Check each line of the material below, and copy it if it holds the string "応募画面へ進む".

━━ Material to process

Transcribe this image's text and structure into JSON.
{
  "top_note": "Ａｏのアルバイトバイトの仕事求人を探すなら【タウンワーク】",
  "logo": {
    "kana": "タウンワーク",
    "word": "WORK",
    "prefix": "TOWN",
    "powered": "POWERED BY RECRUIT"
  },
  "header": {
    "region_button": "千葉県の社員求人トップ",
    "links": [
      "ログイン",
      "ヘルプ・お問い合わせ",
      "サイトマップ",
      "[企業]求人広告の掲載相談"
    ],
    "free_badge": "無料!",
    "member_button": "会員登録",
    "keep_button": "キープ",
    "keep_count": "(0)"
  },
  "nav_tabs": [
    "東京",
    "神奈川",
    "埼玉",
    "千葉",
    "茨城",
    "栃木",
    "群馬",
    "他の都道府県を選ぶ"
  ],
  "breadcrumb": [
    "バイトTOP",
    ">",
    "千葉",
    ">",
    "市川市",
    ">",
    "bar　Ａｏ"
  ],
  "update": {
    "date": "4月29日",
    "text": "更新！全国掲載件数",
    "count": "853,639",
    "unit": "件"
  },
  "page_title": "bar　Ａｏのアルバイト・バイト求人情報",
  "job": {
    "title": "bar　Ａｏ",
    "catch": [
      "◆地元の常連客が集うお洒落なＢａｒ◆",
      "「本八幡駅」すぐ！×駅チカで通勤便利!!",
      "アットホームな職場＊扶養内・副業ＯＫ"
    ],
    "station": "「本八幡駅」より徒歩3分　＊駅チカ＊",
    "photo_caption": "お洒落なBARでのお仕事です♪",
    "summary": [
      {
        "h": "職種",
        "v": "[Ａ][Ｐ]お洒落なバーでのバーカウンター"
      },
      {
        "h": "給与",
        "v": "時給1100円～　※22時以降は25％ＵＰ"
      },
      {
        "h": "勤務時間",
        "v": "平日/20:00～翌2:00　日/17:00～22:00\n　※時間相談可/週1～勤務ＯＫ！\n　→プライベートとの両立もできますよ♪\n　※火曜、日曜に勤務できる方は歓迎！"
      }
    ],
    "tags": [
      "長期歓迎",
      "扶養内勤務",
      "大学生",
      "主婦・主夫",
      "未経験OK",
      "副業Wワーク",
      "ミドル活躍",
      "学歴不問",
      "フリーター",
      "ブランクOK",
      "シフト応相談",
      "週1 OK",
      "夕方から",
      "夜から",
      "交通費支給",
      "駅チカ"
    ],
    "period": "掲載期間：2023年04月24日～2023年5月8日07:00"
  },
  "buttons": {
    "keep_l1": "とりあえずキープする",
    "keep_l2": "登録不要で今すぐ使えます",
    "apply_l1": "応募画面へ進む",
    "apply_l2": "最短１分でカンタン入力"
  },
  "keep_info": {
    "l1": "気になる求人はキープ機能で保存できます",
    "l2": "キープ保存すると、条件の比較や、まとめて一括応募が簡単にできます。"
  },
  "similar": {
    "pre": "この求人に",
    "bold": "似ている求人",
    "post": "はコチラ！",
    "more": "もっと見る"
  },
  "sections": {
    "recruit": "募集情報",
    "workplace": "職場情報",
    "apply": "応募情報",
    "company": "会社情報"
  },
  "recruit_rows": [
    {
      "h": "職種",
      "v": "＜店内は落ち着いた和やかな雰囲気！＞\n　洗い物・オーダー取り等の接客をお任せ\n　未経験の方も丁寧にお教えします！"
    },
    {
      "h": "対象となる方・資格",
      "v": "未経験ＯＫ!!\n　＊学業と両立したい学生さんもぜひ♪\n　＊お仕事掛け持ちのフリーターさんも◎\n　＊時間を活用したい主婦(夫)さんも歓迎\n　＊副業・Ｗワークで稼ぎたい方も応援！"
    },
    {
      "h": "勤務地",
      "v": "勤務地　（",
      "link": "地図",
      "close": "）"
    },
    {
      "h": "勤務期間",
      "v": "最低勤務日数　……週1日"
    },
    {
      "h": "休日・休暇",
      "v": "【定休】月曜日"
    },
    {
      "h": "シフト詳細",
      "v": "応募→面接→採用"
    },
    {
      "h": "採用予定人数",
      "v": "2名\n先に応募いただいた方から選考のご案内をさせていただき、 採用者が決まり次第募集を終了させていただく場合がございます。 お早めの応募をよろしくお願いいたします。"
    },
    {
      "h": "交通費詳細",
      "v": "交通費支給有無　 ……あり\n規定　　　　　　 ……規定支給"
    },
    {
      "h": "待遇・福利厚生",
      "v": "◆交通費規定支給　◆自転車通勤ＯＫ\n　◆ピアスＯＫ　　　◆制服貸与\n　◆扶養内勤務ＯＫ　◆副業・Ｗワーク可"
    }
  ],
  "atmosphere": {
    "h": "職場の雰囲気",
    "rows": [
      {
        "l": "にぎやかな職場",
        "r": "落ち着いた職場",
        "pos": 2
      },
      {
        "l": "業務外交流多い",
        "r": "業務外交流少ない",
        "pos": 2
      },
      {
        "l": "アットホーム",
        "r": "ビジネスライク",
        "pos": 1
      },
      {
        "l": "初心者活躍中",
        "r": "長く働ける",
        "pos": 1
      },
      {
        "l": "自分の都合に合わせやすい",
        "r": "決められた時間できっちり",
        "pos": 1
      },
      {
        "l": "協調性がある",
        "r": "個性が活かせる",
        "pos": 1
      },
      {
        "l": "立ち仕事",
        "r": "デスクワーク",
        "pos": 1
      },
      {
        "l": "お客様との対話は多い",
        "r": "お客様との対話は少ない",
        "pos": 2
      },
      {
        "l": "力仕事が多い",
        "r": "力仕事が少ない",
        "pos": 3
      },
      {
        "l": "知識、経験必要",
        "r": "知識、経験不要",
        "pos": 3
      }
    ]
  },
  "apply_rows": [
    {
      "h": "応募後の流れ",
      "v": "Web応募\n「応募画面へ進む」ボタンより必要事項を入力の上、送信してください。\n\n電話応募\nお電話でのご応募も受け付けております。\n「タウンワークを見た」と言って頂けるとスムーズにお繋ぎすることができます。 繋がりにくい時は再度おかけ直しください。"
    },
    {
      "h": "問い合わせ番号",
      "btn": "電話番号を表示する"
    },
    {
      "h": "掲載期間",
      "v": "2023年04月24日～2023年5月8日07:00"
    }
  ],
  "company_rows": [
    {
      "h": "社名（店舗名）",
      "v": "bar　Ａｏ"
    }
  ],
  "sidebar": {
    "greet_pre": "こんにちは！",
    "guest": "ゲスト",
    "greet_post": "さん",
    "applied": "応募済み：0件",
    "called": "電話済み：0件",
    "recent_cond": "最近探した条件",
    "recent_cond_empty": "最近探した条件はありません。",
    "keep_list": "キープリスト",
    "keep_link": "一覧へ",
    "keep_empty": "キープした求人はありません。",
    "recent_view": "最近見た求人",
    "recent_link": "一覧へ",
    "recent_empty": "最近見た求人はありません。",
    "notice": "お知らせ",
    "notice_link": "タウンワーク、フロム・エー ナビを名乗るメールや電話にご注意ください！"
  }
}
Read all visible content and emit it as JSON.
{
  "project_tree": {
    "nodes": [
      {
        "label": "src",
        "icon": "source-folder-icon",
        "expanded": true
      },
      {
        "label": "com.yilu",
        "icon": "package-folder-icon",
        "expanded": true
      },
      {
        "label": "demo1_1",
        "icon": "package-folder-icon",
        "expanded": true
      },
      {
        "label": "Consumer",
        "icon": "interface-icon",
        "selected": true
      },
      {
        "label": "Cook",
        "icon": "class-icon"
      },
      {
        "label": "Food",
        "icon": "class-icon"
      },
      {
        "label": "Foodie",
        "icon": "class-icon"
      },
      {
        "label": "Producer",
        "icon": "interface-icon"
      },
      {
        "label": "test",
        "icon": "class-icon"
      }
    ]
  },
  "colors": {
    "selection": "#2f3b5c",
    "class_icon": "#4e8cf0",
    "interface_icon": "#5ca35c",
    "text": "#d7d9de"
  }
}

━━━━

## Expected output
    "apply_l1": "応募画面へ進む",
      "v": "Web応募\n「応募画面へ進む」ボタンより必要事項を入力の上、送信してください。\n\n電話応募\nお電話でのご応募も受け付けております。\n「タウンワークを見た」と言って頂けるとスムーズにお繋ぎすることができます。 繋がりにくい時は再度おかけ直しください。"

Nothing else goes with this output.